Can you copy out the data exactly? Leave the images out.
* start EXERCISE MATERIAL *
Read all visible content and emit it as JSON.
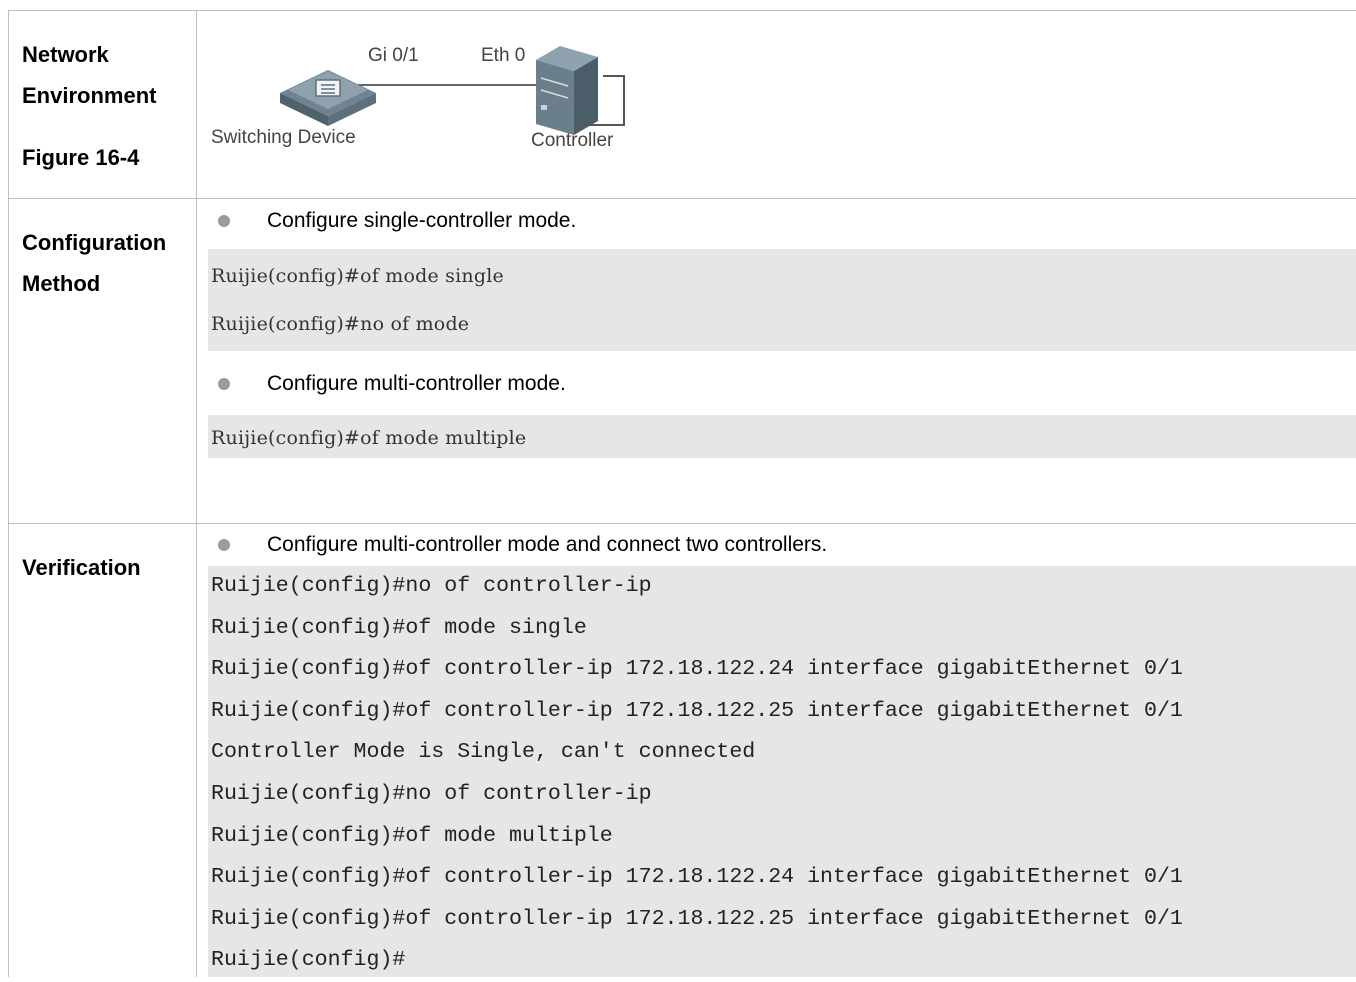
{
  "rows": {
    "network": {
      "labels": [
        "Network",
        "Environment",
        "Figure 16-4"
      ],
      "diagram": {
        "switch_label": "Switching Device",
        "controller_label": "Controller",
        "port_switch": "Gi 0/1",
        "port_controller": "Eth 0"
      }
    },
    "config": {
      "labels": [
        "Configuration",
        "Method"
      ],
      "bullet1": "Configure single-controller mode.",
      "code1": [
        "Ruijie(config)#of mode single",
        "Ruijie(config)#no of mode"
      ],
      "bullet2": "Configure multi-controller mode.",
      "code2": [
        "Ruijie(config)#of mode multiple"
      ]
    },
    "verify": {
      "label": "Verification",
      "bullet": "Configure multi-controller mode and connect two controllers.",
      "code": [
        "Ruijie(config)#no of controller-ip",
        "Ruijie(config)#of mode single",
        "Ruijie(config)#of controller-ip 172.18.122.24 interface gigabitEthernet 0/1",
        "Ruijie(config)#of controller-ip 172.18.122.25 interface gigabitEthernet 0/1",
        "Controller Mode is Single, can't connected",
        "Ruijie(config)#no of controller-ip",
        "Ruijie(config)#of mode multiple",
        "Ruijie(config)#of controller-ip 172.18.122.24 interface gigabitEthernet 0/1",
        "Ruijie(config)#of controller-ip 172.18.122.25 interface gigabitEthernet 0/1",
        "Ruijie(config)#"
      ]
    }
  }
}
* end EXERCISE MATERIAL *
FINAL ANSWER:
Read all visible content and emit it as JSON.
{
  "rows": {
    "network": {
      "labels": [
        "Network",
        "Environment",
        "Figure 16-4"
      ],
      "diagram": {
        "switch_label": "Switching Device",
        "controller_label": "Controller",
        "port_switch": "Gi 0/1",
        "port_controller": "Eth 0"
      }
    },
    "config": {
      "labels": [
        "Configuration",
        "Method"
      ],
      "bullet1": "Configure single-controller mode.",
      "code1": [
        "Ruijie(config)#of mode single",
        "Ruijie(config)#no of mode"
      ],
      "bullet2": "Configure multi-controller mode.",
      "code2": [
        "Ruijie(config)#of mode multiple"
      ]
    },
    "verify": {
      "label": "Verification",
      "bullet": "Configure multi-controller mode and connect two controllers.",
      "code": [
        "Ruijie(config)#no of controller-ip",
        "Ruijie(config)#of mode single",
        "Ruijie(config)#of controller-ip 172.18.122.24 interface gigabitEthernet 0/1",
        "Ruijie(config)#of controller-ip 172.18.122.25 interface gigabitEthernet 0/1",
        "Controller Mode is Single, can't connected",
        "Ruijie(config)#no of controller-ip",
        "Ruijie(config)#of mode multiple",
        "Ruijie(config)#of controller-ip 172.18.122.24 interface gigabitEthernet 0/1",
        "Ruijie(config)#of controller-ip 172.18.122.25 interface gigabitEthernet 0/1",
        "Ruijie(config)#"
      ]
    }
  }
}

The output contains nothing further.